_Given entries:_
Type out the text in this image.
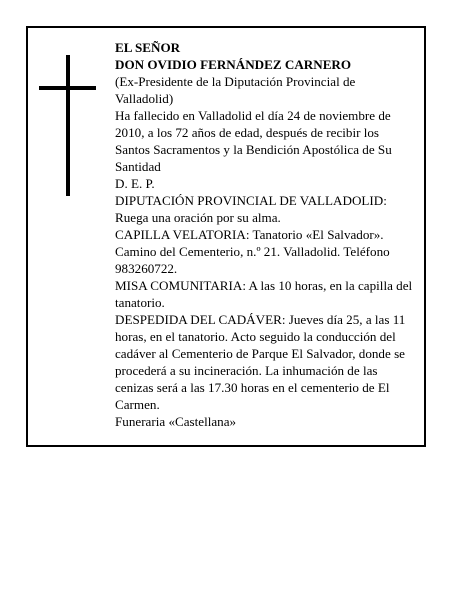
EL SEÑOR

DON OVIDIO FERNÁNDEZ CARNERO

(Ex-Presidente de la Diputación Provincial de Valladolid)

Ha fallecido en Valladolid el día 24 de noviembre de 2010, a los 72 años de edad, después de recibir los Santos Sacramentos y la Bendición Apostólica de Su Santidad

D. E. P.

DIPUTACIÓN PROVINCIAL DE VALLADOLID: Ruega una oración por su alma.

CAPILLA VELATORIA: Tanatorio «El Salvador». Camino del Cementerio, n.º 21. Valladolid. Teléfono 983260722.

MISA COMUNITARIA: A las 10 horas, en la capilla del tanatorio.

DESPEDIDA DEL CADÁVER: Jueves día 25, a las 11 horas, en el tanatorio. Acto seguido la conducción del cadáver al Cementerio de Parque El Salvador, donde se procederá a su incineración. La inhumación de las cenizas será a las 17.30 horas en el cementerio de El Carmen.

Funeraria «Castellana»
==
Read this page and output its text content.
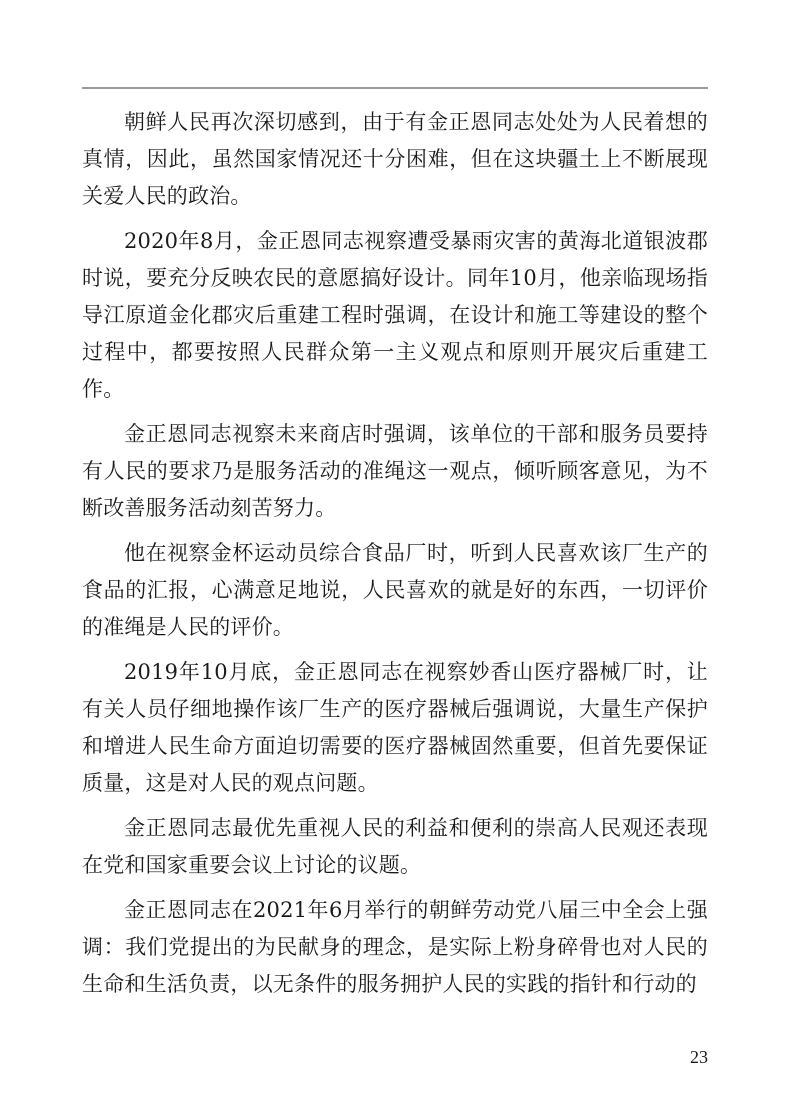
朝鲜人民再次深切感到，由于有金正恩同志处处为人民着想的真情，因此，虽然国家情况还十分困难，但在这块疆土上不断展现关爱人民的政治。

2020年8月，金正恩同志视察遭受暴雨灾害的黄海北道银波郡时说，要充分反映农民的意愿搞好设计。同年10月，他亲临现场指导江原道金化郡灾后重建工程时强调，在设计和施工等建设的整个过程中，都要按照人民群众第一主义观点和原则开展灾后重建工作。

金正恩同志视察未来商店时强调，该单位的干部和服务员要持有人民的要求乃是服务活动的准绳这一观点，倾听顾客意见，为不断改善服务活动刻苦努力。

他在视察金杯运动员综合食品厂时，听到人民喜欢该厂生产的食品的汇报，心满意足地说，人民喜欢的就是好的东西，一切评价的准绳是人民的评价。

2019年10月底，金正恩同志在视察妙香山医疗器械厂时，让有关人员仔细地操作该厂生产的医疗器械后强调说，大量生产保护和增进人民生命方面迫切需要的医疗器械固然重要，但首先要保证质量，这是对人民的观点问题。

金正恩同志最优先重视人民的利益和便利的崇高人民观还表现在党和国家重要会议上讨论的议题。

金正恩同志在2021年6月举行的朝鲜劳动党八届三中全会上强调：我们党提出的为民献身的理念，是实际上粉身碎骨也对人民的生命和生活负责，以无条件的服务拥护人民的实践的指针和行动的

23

_Given instruction:_
Gather each line of the records holding the string "this".

_Written reply:_
Type out the text in this image.
Read this page and output its text content.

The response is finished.